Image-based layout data

══════════════════════════════

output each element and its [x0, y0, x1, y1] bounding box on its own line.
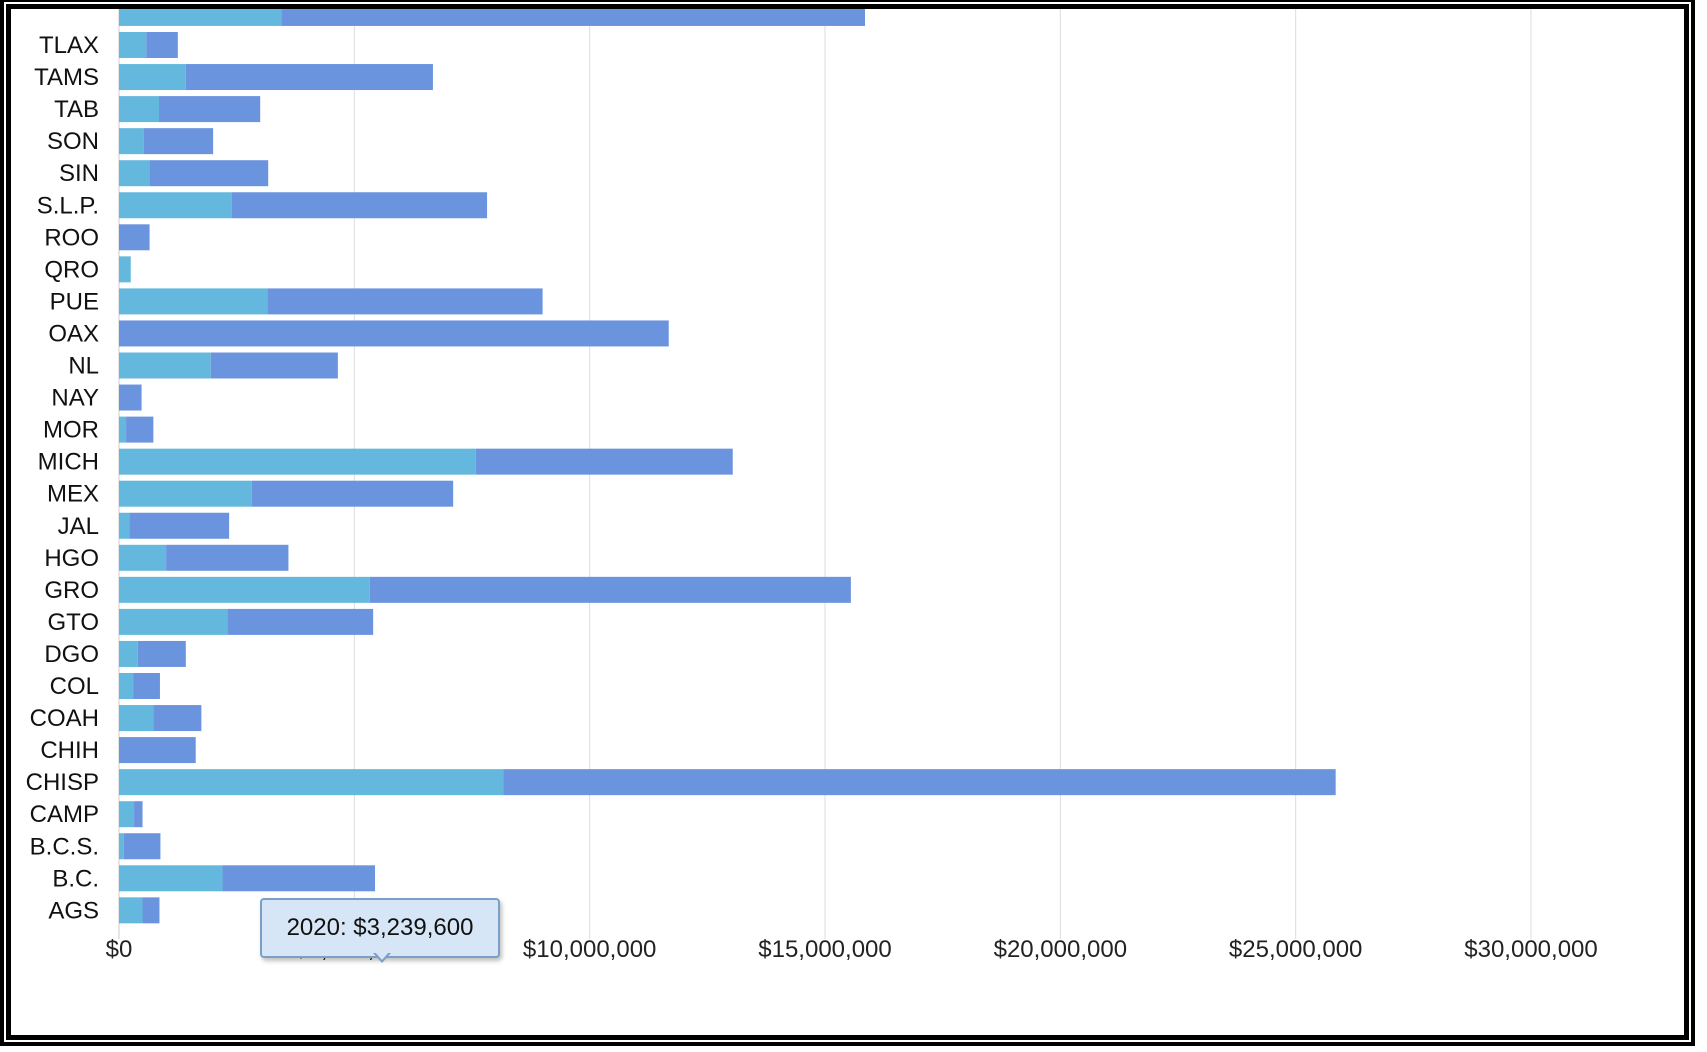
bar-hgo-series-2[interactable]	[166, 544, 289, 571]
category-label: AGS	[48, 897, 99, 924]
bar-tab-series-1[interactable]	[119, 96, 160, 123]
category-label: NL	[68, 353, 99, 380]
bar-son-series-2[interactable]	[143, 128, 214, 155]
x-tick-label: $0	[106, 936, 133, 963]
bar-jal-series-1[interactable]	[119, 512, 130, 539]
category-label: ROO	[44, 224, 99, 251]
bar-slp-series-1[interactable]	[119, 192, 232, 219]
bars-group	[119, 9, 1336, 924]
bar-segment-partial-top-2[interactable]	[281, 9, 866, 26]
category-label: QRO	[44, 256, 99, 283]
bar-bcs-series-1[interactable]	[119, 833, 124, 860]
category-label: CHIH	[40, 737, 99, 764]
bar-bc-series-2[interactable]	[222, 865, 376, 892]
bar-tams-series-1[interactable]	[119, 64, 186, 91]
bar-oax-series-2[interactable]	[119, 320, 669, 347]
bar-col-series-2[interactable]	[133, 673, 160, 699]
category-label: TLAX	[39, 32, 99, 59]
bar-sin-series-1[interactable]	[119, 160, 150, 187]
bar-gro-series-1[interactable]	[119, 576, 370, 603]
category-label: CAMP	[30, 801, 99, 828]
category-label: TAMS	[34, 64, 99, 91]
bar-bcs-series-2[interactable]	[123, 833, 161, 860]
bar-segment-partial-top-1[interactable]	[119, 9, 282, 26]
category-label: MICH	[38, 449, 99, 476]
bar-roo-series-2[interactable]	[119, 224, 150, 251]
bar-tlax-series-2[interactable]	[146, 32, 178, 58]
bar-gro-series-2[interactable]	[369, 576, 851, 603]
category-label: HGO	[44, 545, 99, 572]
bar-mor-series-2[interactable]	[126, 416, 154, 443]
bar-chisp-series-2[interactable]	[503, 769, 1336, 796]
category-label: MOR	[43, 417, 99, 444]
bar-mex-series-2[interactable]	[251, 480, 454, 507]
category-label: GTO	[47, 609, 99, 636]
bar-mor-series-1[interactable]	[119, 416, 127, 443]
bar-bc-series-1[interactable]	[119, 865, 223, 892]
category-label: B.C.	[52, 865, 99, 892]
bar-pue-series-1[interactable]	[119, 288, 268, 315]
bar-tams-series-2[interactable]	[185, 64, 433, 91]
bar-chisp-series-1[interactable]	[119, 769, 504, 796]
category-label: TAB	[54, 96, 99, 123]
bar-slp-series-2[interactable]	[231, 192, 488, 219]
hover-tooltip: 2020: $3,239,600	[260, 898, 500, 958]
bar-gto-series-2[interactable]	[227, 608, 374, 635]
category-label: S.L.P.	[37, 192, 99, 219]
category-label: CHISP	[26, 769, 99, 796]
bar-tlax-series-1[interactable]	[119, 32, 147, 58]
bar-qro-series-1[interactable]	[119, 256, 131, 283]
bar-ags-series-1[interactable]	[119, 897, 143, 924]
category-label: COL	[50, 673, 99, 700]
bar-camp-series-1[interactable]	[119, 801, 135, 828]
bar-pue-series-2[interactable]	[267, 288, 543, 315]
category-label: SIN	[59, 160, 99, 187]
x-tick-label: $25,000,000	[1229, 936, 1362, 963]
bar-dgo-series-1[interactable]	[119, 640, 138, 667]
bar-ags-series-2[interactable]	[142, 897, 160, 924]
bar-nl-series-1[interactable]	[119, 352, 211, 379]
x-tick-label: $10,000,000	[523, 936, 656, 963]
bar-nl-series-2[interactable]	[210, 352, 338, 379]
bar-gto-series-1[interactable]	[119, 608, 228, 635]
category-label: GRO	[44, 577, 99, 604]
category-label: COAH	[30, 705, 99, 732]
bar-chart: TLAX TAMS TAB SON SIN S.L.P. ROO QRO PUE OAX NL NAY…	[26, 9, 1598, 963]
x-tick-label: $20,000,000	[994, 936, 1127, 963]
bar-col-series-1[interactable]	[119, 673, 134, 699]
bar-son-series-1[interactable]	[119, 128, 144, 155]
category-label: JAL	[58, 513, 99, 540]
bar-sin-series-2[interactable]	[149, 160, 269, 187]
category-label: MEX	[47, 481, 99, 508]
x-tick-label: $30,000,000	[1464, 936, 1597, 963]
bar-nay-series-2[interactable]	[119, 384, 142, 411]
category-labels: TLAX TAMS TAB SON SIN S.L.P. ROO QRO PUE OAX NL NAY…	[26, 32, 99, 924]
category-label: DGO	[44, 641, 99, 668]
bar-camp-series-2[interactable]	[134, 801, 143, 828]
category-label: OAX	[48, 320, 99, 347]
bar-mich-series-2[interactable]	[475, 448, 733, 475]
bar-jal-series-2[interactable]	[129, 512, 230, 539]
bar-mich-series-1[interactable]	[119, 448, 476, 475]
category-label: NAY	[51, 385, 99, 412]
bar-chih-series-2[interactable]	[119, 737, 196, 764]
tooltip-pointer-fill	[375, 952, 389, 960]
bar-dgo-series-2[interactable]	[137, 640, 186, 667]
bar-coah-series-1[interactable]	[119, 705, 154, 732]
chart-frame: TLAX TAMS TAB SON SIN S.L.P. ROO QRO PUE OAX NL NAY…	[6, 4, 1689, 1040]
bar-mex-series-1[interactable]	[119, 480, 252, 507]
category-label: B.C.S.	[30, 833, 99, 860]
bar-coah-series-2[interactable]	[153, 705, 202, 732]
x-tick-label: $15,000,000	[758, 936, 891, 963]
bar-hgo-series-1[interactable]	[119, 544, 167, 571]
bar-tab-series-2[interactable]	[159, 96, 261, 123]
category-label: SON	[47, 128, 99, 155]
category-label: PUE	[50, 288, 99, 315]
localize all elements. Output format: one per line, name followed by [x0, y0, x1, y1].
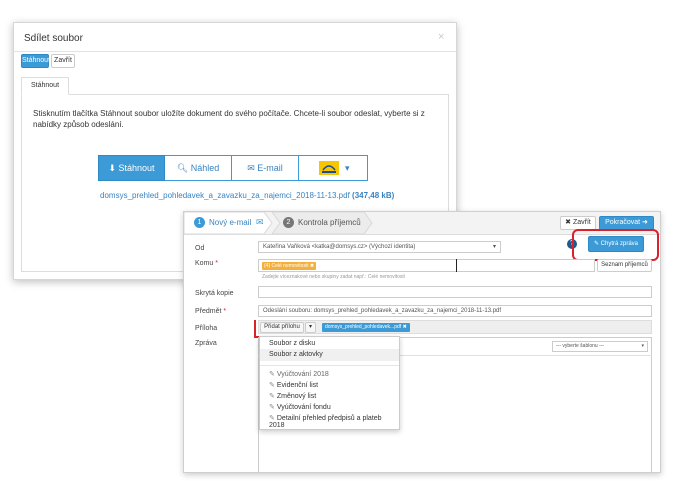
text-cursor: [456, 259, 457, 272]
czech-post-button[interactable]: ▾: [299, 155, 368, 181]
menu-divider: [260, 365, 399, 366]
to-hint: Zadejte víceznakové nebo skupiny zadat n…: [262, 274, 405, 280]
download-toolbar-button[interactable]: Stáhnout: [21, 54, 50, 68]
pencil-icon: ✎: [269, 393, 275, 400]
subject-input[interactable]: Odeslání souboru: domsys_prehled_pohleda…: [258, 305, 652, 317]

══════════════════════════════

DIRECTIVE
Copy every line of the data above without changing a character, and leave the pictures out of your answer.

OUTPUT OF THE TASK
output each element and its [x0, y0, x1, y1] bounding box on its own line.
bar-hgo-series-2[interactable]	[166, 544, 289, 571]
category-label: AGS	[48, 897, 99, 924]
bar-tab-series-1[interactable]	[119, 96, 160, 123]
category-label: NL	[68, 353, 99, 380]
bar-son-series-2[interactable]	[143, 128, 214, 155]
x-tick-label: $0	[106, 936, 133, 963]
bar-jal-series-1[interactable]	[119, 512, 130, 539]
category-label: ROO	[44, 224, 99, 251]
bar-slp-series-1[interactable]	[119, 192, 232, 219]
bars-group	[119, 9, 1336, 924]
bar-segment-partial-top-2[interactable]	[281, 9, 866, 26]
category-label: QRO	[44, 256, 99, 283]
bar-bcs-series-1[interactable]	[119, 833, 124, 860]
category-label: CHIH	[40, 737, 99, 764]
bar-bc-series-2[interactable]	[222, 865, 376, 892]
bar-tams-series-1[interactable]	[119, 64, 186, 91]
bar-oax-series-2[interactable]	[119, 320, 669, 347]
bar-col-series-2[interactable]	[133, 673, 160, 699]
category-label: TLAX	[39, 32, 99, 59]
bar-sin-series-1[interactable]	[119, 160, 150, 187]
bar-gro-series-1[interactable]	[119, 576, 370, 603]
category-label: CAMP	[30, 801, 99, 828]
category-label: TAMS	[34, 64, 99, 91]
bar-bcs-series-2[interactable]	[123, 833, 161, 860]
bar-segment-partial-top-1[interactable]	[119, 9, 282, 26]
category-label: MICH	[38, 449, 99, 476]
bar-roo-series-2[interactable]	[119, 224, 150, 251]
bar-tlax-series-2[interactable]	[146, 32, 178, 58]
bar-gro-series-2[interactable]	[369, 576, 851, 603]
category-label: HGO	[44, 545, 99, 572]
bar-mor-series-2[interactable]	[126, 416, 154, 443]
bar-chisp-series-2[interactable]	[503, 769, 1336, 796]
category-label: MOR	[43, 417, 99, 444]
bar-mex-series-2[interactable]	[251, 480, 454, 507]
category-label: GTO	[47, 609, 99, 636]
bar-mor-series-1[interactable]	[119, 416, 127, 443]
bar-bc-series-1[interactable]	[119, 865, 223, 892]
category-label: B.C.	[52, 865, 99, 892]
bar-pue-series-1[interactable]	[119, 288, 268, 315]
bar-tams-series-2[interactable]	[185, 64, 433, 91]
bar-chisp-series-1[interactable]	[119, 769, 504, 796]
category-label: TAB	[54, 96, 99, 123]
bar-slp-series-2[interactable]	[231, 192, 488, 219]
hover-tooltip: 2020: $3,239,600	[260, 898, 500, 958]
bar-gto-series-2[interactable]	[227, 608, 374, 635]
category-label: S.L.P.	[37, 192, 99, 219]
category-label: CHISP	[26, 769, 99, 796]
bar-tlax-series-1[interactable]	[119, 32, 147, 58]
bar-qro-series-1[interactable]	[119, 256, 131, 283]
bar-ags-series-1[interactable]	[119, 897, 143, 924]
category-label: COL	[50, 673, 99, 700]
bar-camp-series-1[interactable]	[119, 801, 135, 828]
bar-pue-series-2[interactable]	[267, 288, 543, 315]
category-label: SIN	[59, 160, 99, 187]
x-tick-label: $25,000,000	[1229, 936, 1362, 963]
bar-dgo-series-1[interactable]	[119, 640, 138, 667]
bar-ags-series-2[interactable]	[142, 897, 160, 924]
bar-nl-series-1[interactable]	[119, 352, 211, 379]
x-tick-label: $10,000,000	[523, 936, 656, 963]
bar-nl-series-2[interactable]	[210, 352, 338, 379]
bar-gto-series-1[interactable]	[119, 608, 228, 635]
category-label: GRO	[44, 577, 99, 604]
category-label: COAH	[30, 705, 99, 732]
bar-chart: TLAX TAMS TAB SON SIN S.L.P. ROO QRO PUE OAX NL NAY…	[26, 9, 1598, 963]
x-tick-label: $20,000,000	[994, 936, 1127, 963]
bar-col-series-1[interactable]	[119, 673, 134, 699]
bar-son-series-1[interactable]	[119, 128, 144, 155]
category-label: JAL	[58, 513, 99, 540]
bar-sin-series-2[interactable]	[149, 160, 269, 187]
category-label: MEX	[47, 481, 99, 508]
x-tick-label: $30,000,000	[1464, 936, 1597, 963]
bar-nay-series-2[interactable]	[119, 384, 142, 411]
category-labels: TLAX TAMS TAB SON SIN S.L.P. ROO QRO PUE OAX NL NAY…	[26, 32, 99, 924]
category-label: DGO	[44, 641, 99, 668]
bar-camp-series-2[interactable]	[134, 801, 143, 828]
category-label: OAX	[48, 320, 99, 347]
bar-mich-series-2[interactable]	[475, 448, 733, 475]
bar-jal-series-2[interactable]	[129, 512, 230, 539]
bar-mich-series-1[interactable]	[119, 448, 476, 475]
category-label: NAY	[51, 385, 99, 412]
bar-chih-series-2[interactable]	[119, 737, 196, 764]
tooltip-pointer-fill	[375, 952, 389, 960]
bar-dgo-series-2[interactable]	[137, 640, 186, 667]
bar-coah-series-1[interactable]	[119, 705, 154, 732]
chart-frame: TLAX TAMS TAB SON SIN S.L.P. ROO QRO PUE OAX NL NAY…	[6, 4, 1689, 1040]
bar-mex-series-1[interactable]	[119, 480, 252, 507]
category-label: B.C.S.	[30, 833, 99, 860]
bar-coah-series-2[interactable]	[153, 705, 202, 732]
x-tick-label: $15,000,000	[758, 936, 891, 963]
bar-hgo-series-1[interactable]	[119, 544, 167, 571]
bar-tab-series-2[interactable]	[159, 96, 261, 123]
category-label: SON	[47, 128, 99, 155]
category-label: PUE	[50, 288, 99, 315]
localize all elements. Output format: one per line, name followed by [x0, y0, x1, y1].
text-cursor: [456, 259, 457, 272]
czech-post-button[interactable]: ▾: [299, 155, 368, 181]
menu-divider: [260, 365, 399, 366]
to-hint: Zadejte víceznakové nebo skupiny zadat n…: [262, 274, 405, 280]
download-toolbar-button[interactable]: Stáhnout: [21, 54, 50, 68]
pencil-icon: ✎: [269, 393, 275, 400]
subject-input[interactable]: Odeslání souboru: domsys_prehled_pohleda…: [258, 305, 652, 317]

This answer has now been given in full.